課題内容.
1) 次の(a)〜(c)が抜粋文の内容と一致するかを判断し、それぞれ「はい」か「いいえ」で答えたうえで、決め手となる抜粋文の語句を引用せよ。(a) 筆者は2008年の製品としてSSDとネットブックを選んだ。(b) AMDの次の大きな変化は2010年に予定されている。(c) 2010年はIntelがプロセスを45nmから32nmへ更新する年である。
2) 抜粋文によると、2009年の秋に相次いでリリースされた2つのOSは何か。

■元麻布春男の週刊PCホットライン■
10月に発売されたWindows 7 |
早いもので、間もなく2009年が暮れ、2010年が始まろうとしている。PC業界的に見ると、2009年はOSの年だった。毎年、新しい製品が登場するCPUやGPUと違って、新しいOSが頻繁に登場することはない。秋にMac OS X Snow Leopard(10.6)とWindows 7が相次いでリリースされた2009年は、間違いなく珍しい年であり、OSの年だったと呼んで間違いないだろう。
特にWindows 7は、不評だったWinodws Vistaを置き換えるものとして、ユーザーのみならずPC業界からの期待が高かった。それが順調なスタートを切り、今もおおむね好評を博しているのは、喜ばしいことだ。2009年を代表する製品は、Windows 7に違いない。
その一方で、Windows 7を除くと、特筆するべき製品が2009年には見当たらない。筆者は2008年の製品としてSSDとネットブックを選んだ。この2つは2009年も順調なセールスを記録したようだが、2008年ほどの話題性には乏しかった。SSDは時に商品供給が間に合わなかった(今でも一部に不足が見られる)し、ネットブックは同じIntelが発表したCULVノート機とつぶし合いをした印象がある。CULVは、その無味乾燥な名称で損をしているせいか、ネットブックほど市場的な広がりを持てずにいるようだ。
ネットブックにしてもCULVにしても、低価格帯に新しい市場を創出したという点での貢献は大きい。リーマンショック以降の不況期にあって、ネットブックがなければ、市場はどうなっていただろうとも思う。その意味で、ネットブックの果たした役割は本当に大きかった。
しかし同時に、ネットブックにはさまざまな副作用があったとも思う。1つはPCの低価格化で、今やPCの価格は10万円以下が当たり前になった。新機能を実装しにくいOSの更新期と重なったこともあり、ハイエンドがパッとしなかったのも2009年の特徴であり、余計に低価格PCが目立った。ハイエンド向けの製品としては、Radeon HD 5000番台シリーズのGPUが目立つ存在だったが、供給の問題もあって、市場にインパクトを与えるほどではなかったと思う。
また、基本的に時間の経過と共に性能が向上することが常識だったPCの世界で、ローエンドとはいえネットブックが普及したことは、この常識を覆すこととなった。もちろん、メインストリームやハイエンドは、少しずつではあってもクロックが引き上げられたり、新しいマイクロアーキテクチャが投入されるなどして性能は向上しているから、ローエンドとハイエンドの性能差は従来よりも広がったことになる。社会で何かと「格差」が話題になる昨今、PCの世界でも格差が広がりつつあるのかもしれない。
●Windows 7が拓いたセンサーとの連携それはそうと、間もなく迎える2010年だが、いったいどのような年になるのだろう。OSはメジャーアップデートが出たばかりなので、大きな動きはないハズだ。また、Intelはプロセスをアップデートする年(45nmから32nmへ)であり、マイクロアーキテクチャの大きな変更は予定されていない。AMDの次の大きな変化は、2011年に予定されている。というわけで、プロセッサ方面も比較的静かな年になると思われる。

素材データ.

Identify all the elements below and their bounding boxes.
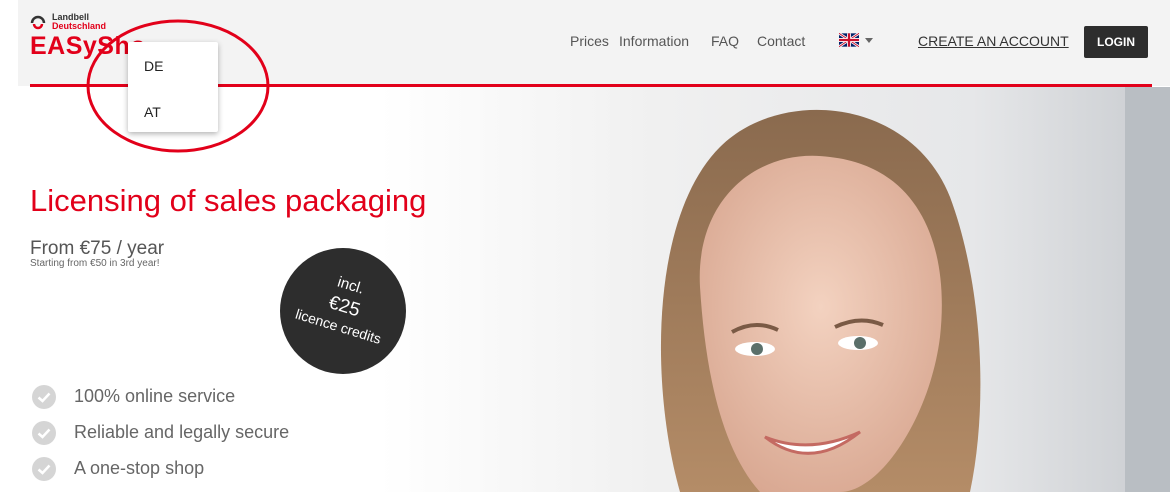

課題別の解答.
1)
(a) はい。「筆者は2008年の製品としてSSDとネットブックを選んだ。」
(b) いいえ。「AMDの次の大きな変化は、2011年に予定されている。」
(c) はい。「Intelはプロセスをアップデートする年(45nmから32nmへ)であり」

2) Mac OS X Snow Leopard(10.6)とWindows 7。